(GIVEN INSTRUCTION) Repeat all the material exactly; pictures stay out of your copy.

(SUPPLIED RECORDS)
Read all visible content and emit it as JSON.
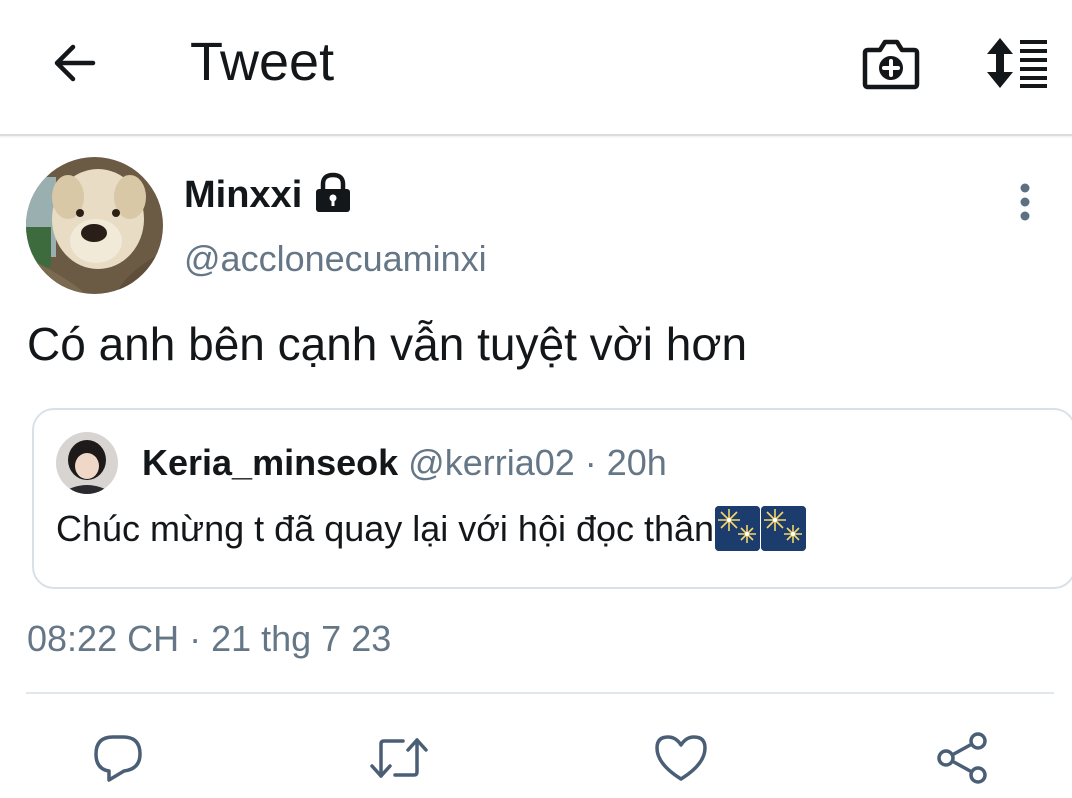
{
  "header": {
    "title": "Tweet",
    "back_icon": "arrow-left-icon",
    "camera_icon": "camera-plus-icon",
    "sort_icon": "sort-list-icon"
  },
  "tweet": {
    "author_name": "Minxxi",
    "author_handle": "@acclonecuaminxi",
    "protected_icon": "lock-icon",
    "text": "Có anh bên cạnh vẫn tuyệt vời hơn",
    "timestamp": "08:22 CH · 21 thg 7 23"
  },
  "quoted_tweet": {
    "author_name": "Keria_minseok",
    "author_handle": "@kerria02",
    "separator": " · ",
    "time_ago": "20h",
    "text": "Chúc mừng t đã quay lại với hội đọc thân",
    "emoji": [
      "fireworks-icon",
      "fireworks-icon"
    ]
  },
  "actions": [
    {
      "icon": "reply-icon"
    },
    {
      "icon": "retweet-icon"
    },
    {
      "icon": "like-icon"
    },
    {
      "icon": "share-icon"
    }
  ],
  "colors": {
    "text_primary": "#14171a",
    "text_secondary": "#657786",
    "icon": "#4a5f75",
    "border": "#d9e1e8"
  }
}
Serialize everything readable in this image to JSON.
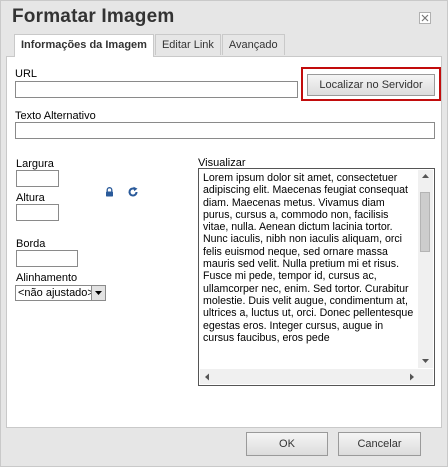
{
  "dialog": {
    "title": "Formatar Imagem"
  },
  "tabs": [
    {
      "label": "Informações da Imagem",
      "active": true
    },
    {
      "label": "Editar Link",
      "active": false
    },
    {
      "label": "Avançado",
      "active": false
    }
  ],
  "fields": {
    "url_label": "URL",
    "url_value": "",
    "browse_label": "Localizar no Servidor",
    "alt_label": "Texto Alternativo",
    "alt_value": "",
    "width_label": "Largura",
    "width_value": "",
    "height_label": "Altura",
    "height_value": "",
    "border_label": "Borda",
    "border_value": "",
    "align_label": "Alinhamento",
    "align_value": "<não ajustado>"
  },
  "preview": {
    "label": "Visualizar",
    "text": "Lorem ipsum dolor sit amet, consectetuer adipiscing elit. Maecenas feugiat consequat diam. Maecenas metus. Vivamus diam purus, cursus a, commodo non, facilisis vitae, nulla. Aenean dictum lacinia tortor. Nunc iaculis, nibh non iaculis aliquam, orci felis euismod neque, sed ornare massa mauris sed velit. Nulla pretium mi et risus. Fusce mi pede, tempor id, cursus ac, ullamcorper nec, enim. Sed tortor. Curabitur molestie. Duis velit augue, condimentum at, ultrices a, luctus ut, orci. Donec pellentesque egestas eros. Integer cursus, augue in cursus faucibus, eros pede"
  },
  "footer": {
    "ok_label": "OK",
    "cancel_label": "Cancelar"
  },
  "icons": {
    "lock": "lock-icon",
    "reset": "reset-size-icon",
    "close": "close-icon"
  },
  "colors": {
    "highlight": "#c20c0c",
    "icon_blue": "#2a5a9a"
  }
}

(OUTPUT OF THE TASK)
Read all visible content and emit it as JSON.
{
  "header": {
    "title": "Tweet",
    "back_icon": "arrow-left-icon",
    "camera_icon": "camera-plus-icon",
    "sort_icon": "sort-list-icon"
  },
  "tweet": {
    "author_name": "Minxxi",
    "author_handle": "@acclonecuaminxi",
    "protected_icon": "lock-icon",
    "text": "Có anh bên cạnh vẫn tuyệt vời hơn",
    "timestamp": "08:22 CH · 21 thg 7 23"
  },
  "quoted_tweet": {
    "author_name": "Keria_minseok",
    "author_handle": "@kerria02",
    "separator": " · ",
    "time_ago": "20h",
    "text": "Chúc mừng t đã quay lại với hội đọc thân",
    "emoji": [
      "fireworks-icon",
      "fireworks-icon"
    ]
  },
  "actions": [
    {
      "icon": "reply-icon"
    },
    {
      "icon": "retweet-icon"
    },
    {
      "icon": "like-icon"
    },
    {
      "icon": "share-icon"
    }
  ],
  "colors": {
    "text_primary": "#14171a",
    "text_secondary": "#657786",
    "icon": "#4a5f75",
    "border": "#d9e1e8"
  }
}
Serialize everything readable in this image to JSON.
{
  "dialog": {
    "title": "Formatar Imagem"
  },
  "tabs": [
    {
      "label": "Informações da Imagem",
      "active": true
    },
    {
      "label": "Editar Link",
      "active": false
    },
    {
      "label": "Avançado",
      "active": false
    }
  ],
  "fields": {
    "url_label": "URL",
    "url_value": "",
    "browse_label": "Localizar no Servidor",
    "alt_label": "Texto Alternativo",
    "alt_value": "",
    "width_label": "Largura",
    "width_value": "",
    "height_label": "Altura",
    "height_value": "",
    "border_label": "Borda",
    "border_value": "",
    "align_label": "Alinhamento",
    "align_value": "<não ajustado>"
  },
  "preview": {
    "label": "Visualizar",
    "text": "Lorem ipsum dolor sit amet, consectetuer adipiscing elit. Maecenas feugiat consequat diam. Maecenas metus. Vivamus diam purus, cursus a, commodo non, facilisis vitae, nulla. Aenean dictum lacinia tortor. Nunc iaculis, nibh non iaculis aliquam, orci felis euismod neque, sed ornare massa mauris sed velit. Nulla pretium mi et risus. Fusce mi pede, tempor id, cursus ac, ullamcorper nec, enim. Sed tortor. Curabitur molestie. Duis velit augue, condimentum at, ultrices a, luctus ut, orci. Donec pellentesque egestas eros. Integer cursus, augue in cursus faucibus, eros pede"
  },
  "footer": {
    "ok_label": "OK",
    "cancel_label": "Cancelar"
  },
  "icons": {
    "lock": "lock-icon",
    "reset": "reset-size-icon",
    "close": "close-icon"
  },
  "colors": {
    "highlight": "#c20c0c",
    "icon_blue": "#2a5a9a"
  }
}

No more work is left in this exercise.